Figure data in JSON:
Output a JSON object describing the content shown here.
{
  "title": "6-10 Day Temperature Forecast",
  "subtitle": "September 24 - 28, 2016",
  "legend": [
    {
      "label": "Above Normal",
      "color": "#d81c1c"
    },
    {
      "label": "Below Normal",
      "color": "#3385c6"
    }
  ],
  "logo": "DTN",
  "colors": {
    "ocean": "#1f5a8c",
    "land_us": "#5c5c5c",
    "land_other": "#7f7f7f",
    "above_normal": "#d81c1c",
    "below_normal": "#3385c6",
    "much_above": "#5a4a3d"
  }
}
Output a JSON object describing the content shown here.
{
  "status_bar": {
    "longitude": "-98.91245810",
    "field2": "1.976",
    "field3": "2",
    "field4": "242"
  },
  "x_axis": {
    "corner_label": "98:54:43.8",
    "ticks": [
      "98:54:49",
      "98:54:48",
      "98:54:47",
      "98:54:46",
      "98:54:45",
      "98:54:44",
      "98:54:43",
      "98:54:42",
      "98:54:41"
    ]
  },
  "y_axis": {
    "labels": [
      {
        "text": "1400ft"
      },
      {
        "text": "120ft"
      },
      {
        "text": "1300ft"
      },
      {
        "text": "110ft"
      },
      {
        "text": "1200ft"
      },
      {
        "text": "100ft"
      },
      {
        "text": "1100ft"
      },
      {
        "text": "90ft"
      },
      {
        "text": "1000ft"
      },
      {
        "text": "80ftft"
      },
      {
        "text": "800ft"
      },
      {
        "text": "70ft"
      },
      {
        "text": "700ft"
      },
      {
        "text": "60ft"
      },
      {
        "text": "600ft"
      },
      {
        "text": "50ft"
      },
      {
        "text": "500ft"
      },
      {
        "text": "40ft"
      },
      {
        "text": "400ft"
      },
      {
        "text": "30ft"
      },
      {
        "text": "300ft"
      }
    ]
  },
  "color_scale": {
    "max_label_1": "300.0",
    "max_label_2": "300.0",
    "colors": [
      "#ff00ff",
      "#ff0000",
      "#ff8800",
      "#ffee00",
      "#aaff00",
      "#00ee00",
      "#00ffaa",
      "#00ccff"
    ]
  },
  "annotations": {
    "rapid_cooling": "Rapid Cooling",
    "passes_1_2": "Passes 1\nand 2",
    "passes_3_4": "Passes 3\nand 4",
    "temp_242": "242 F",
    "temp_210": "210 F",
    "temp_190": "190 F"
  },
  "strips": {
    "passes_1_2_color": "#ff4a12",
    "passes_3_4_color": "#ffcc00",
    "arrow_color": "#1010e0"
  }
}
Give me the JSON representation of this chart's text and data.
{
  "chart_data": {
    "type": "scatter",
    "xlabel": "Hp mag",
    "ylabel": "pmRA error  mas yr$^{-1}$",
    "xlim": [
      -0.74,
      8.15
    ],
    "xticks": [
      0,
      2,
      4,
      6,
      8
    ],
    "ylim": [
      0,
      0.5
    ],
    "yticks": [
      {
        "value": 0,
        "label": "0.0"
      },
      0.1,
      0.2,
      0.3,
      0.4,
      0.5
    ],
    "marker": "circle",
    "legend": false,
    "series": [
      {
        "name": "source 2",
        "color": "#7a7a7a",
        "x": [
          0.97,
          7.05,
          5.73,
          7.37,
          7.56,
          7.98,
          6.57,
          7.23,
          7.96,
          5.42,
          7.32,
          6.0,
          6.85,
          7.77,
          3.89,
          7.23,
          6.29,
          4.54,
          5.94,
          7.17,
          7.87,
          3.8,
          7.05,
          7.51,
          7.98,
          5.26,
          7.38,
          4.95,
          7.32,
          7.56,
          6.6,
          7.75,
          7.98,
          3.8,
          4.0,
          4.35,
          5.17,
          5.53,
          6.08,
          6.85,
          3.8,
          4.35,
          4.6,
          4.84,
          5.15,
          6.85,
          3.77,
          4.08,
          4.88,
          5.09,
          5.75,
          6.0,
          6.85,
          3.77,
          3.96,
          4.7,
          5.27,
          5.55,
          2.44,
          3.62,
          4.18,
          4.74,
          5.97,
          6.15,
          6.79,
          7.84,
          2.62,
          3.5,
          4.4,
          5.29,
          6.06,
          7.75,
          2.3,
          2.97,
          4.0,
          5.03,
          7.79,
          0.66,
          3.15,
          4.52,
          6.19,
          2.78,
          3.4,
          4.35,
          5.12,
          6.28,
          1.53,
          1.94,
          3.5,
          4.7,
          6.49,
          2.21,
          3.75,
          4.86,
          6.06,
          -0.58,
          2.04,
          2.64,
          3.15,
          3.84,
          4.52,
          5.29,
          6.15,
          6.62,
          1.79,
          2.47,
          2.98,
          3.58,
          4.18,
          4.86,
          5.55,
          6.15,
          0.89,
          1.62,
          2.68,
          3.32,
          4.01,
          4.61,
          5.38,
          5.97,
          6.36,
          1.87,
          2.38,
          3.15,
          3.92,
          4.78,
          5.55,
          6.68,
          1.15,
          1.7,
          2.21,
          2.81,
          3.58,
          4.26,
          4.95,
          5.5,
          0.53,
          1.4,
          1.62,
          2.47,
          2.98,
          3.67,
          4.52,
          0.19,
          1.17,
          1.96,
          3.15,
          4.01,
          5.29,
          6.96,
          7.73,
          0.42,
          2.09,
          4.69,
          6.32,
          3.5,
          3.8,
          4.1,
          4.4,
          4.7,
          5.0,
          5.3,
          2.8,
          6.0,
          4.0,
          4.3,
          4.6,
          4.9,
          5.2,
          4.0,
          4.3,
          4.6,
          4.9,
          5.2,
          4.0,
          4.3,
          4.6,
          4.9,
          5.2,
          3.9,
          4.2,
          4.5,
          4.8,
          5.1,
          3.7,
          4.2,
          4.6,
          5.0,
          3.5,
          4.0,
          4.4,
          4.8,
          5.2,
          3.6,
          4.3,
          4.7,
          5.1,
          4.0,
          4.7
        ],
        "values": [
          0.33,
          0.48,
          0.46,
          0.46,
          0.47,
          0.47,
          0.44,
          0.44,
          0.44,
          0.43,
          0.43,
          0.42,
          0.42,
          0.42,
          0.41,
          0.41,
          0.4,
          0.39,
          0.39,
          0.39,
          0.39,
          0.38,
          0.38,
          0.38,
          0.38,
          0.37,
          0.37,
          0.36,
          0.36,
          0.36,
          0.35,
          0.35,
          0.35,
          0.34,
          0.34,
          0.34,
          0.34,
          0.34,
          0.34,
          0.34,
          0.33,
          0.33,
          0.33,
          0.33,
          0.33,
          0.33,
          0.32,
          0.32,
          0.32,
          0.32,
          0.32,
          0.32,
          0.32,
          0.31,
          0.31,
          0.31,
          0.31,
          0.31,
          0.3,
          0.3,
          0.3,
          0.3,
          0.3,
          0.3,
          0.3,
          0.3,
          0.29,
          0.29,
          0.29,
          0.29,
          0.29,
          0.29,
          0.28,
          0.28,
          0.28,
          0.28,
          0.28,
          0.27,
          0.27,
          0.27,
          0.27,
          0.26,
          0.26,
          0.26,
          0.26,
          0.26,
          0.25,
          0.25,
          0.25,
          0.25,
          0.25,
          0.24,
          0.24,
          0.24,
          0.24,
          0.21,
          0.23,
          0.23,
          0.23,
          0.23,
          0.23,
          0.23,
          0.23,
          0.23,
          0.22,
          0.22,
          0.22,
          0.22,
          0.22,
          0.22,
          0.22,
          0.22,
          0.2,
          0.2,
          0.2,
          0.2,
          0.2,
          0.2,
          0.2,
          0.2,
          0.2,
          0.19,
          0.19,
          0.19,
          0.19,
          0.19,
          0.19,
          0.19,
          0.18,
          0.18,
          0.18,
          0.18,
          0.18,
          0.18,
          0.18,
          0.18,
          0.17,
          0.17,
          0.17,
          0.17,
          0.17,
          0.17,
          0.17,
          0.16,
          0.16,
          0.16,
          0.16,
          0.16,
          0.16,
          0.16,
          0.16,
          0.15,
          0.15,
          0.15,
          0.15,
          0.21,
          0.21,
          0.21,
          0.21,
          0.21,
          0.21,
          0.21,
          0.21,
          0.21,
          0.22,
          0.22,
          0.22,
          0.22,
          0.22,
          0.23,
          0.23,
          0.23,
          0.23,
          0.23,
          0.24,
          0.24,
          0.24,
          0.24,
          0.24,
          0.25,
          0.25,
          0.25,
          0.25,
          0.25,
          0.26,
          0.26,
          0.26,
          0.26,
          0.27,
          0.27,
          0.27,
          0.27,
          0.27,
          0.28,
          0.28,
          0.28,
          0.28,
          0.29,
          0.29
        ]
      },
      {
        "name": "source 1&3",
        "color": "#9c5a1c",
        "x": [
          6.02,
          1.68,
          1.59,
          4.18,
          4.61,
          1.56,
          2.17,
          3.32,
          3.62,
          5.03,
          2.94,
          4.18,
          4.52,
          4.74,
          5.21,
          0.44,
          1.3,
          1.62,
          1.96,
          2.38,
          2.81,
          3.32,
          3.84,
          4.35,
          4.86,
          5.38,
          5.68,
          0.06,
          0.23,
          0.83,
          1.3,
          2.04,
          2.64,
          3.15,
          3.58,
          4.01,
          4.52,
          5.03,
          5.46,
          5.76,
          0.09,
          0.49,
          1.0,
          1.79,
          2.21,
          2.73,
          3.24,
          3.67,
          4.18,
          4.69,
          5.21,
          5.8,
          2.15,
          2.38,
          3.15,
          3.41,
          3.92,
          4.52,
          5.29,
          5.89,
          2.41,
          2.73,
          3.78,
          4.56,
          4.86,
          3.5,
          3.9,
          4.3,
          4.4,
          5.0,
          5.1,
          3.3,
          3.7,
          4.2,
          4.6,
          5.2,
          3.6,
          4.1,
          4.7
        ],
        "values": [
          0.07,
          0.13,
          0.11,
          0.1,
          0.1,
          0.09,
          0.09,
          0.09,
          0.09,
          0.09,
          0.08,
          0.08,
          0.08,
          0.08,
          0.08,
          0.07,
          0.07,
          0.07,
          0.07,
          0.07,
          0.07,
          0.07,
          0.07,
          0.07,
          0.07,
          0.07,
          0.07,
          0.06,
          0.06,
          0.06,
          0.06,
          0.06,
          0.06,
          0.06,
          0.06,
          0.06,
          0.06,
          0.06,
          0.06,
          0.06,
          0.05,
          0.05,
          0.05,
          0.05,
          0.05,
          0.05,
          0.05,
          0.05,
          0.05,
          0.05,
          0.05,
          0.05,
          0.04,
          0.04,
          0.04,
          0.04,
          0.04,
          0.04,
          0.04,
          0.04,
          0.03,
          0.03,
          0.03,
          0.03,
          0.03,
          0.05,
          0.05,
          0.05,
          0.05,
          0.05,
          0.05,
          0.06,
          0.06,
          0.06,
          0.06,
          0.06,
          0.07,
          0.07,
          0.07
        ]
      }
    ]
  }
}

**Your objective**
Find how many lines of the listing include the string "nand" and give that number, nothing else.

**Written response**
2